**** DATASET RECORDS ****

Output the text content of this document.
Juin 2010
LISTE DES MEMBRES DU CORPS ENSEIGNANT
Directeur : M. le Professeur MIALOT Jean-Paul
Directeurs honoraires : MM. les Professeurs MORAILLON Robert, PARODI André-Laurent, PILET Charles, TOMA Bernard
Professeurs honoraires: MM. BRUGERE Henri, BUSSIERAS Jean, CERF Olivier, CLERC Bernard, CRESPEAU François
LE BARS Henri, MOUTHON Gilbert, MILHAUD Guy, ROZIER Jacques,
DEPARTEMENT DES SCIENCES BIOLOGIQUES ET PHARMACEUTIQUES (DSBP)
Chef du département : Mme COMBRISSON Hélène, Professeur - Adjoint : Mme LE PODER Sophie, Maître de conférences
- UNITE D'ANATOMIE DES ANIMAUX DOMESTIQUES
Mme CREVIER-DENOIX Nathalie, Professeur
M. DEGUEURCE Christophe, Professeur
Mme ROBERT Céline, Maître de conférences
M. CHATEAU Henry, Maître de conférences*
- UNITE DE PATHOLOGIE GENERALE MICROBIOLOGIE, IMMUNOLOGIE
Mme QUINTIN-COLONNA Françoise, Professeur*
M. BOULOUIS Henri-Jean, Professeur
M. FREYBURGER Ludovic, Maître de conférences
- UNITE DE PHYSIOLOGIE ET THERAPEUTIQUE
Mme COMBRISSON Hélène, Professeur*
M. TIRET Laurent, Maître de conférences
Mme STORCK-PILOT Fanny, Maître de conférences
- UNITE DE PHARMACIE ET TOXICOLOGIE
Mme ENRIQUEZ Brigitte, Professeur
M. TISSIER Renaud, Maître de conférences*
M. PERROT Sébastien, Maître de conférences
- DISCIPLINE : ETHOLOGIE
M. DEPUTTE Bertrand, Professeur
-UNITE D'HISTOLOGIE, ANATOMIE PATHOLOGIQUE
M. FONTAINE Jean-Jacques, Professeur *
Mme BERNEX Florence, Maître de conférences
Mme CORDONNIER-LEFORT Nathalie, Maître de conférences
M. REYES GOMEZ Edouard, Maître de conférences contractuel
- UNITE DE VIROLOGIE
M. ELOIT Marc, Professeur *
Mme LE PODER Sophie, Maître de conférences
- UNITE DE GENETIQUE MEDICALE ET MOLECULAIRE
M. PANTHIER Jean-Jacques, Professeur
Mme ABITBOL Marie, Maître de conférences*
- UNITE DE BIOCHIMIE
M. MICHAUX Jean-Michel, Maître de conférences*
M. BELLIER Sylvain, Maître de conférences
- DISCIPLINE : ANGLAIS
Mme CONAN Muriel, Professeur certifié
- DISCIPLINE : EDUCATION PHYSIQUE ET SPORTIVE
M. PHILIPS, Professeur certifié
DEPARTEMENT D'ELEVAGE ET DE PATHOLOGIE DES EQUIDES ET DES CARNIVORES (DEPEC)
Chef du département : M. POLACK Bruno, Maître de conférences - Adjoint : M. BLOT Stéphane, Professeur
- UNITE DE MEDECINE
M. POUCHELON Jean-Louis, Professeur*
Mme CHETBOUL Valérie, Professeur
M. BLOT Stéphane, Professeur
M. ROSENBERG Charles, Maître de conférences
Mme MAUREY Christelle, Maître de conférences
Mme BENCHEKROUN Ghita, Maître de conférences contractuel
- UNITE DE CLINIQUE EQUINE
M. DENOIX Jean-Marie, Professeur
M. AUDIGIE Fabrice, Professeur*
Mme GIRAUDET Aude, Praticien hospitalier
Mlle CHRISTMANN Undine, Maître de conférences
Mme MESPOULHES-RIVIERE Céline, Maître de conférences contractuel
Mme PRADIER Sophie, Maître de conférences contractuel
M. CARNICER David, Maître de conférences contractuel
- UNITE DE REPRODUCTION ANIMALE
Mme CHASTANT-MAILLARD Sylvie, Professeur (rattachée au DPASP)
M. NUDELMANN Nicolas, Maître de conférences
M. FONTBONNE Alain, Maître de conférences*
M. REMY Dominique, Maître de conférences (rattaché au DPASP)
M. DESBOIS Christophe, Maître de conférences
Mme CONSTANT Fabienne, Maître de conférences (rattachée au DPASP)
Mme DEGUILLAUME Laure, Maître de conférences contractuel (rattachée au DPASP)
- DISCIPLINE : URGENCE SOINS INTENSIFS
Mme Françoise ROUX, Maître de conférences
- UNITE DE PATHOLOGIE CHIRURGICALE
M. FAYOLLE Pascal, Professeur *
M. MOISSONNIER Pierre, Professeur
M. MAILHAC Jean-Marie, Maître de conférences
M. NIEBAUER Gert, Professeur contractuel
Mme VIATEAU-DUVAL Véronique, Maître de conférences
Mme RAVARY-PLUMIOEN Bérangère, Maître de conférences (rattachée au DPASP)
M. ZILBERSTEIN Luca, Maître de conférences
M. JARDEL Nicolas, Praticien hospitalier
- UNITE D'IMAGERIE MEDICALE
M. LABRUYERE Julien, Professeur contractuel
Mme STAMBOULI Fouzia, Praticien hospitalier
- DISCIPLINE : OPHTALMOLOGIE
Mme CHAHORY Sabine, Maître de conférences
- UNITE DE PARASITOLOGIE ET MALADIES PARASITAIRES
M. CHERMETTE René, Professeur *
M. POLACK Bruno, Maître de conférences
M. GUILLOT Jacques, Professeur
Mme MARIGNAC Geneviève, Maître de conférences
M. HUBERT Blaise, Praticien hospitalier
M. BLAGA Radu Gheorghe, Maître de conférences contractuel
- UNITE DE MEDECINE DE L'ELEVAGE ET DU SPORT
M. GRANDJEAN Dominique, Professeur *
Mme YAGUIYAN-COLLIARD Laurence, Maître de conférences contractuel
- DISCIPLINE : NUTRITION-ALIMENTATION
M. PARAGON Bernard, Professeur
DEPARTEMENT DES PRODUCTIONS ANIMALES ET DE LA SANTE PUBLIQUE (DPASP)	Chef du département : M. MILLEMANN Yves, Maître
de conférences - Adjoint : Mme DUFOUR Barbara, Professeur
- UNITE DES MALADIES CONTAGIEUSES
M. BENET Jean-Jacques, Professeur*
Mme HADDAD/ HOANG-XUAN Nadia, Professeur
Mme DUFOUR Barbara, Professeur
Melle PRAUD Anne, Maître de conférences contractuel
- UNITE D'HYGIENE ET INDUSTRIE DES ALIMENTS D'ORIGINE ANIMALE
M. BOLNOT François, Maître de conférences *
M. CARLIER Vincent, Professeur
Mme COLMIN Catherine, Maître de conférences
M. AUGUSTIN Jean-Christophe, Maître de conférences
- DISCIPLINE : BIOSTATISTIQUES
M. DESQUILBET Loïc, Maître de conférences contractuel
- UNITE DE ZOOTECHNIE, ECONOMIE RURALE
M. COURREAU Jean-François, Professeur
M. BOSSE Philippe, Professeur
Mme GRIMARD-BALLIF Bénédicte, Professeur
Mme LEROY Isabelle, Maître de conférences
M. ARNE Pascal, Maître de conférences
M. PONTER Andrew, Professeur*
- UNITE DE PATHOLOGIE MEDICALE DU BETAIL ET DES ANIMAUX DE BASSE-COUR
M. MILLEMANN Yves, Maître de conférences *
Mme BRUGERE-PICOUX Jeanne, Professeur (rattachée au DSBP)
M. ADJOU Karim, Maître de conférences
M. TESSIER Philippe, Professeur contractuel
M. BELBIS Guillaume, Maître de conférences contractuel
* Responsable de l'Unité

****

Show every line where the string "DEPARTEMENT" appears.

▶ _WRITTEN SOLUTION_
DEPARTEMENT DES SCIENCES BIOLOGIQUES ET PHARMACEUTIQUES (DSBP)
DEPARTEMENT D'ELEVAGE ET DE PATHOLOGIE DES EQUIDES ET DES CARNIVORES (DEPEC)
DEPARTEMENT DES PRODUCTIONS ANIMALES ET DE LA SANTE PUBLIQUE (DPASP)	Chef du département : M. MILLEMANN Yves, Maître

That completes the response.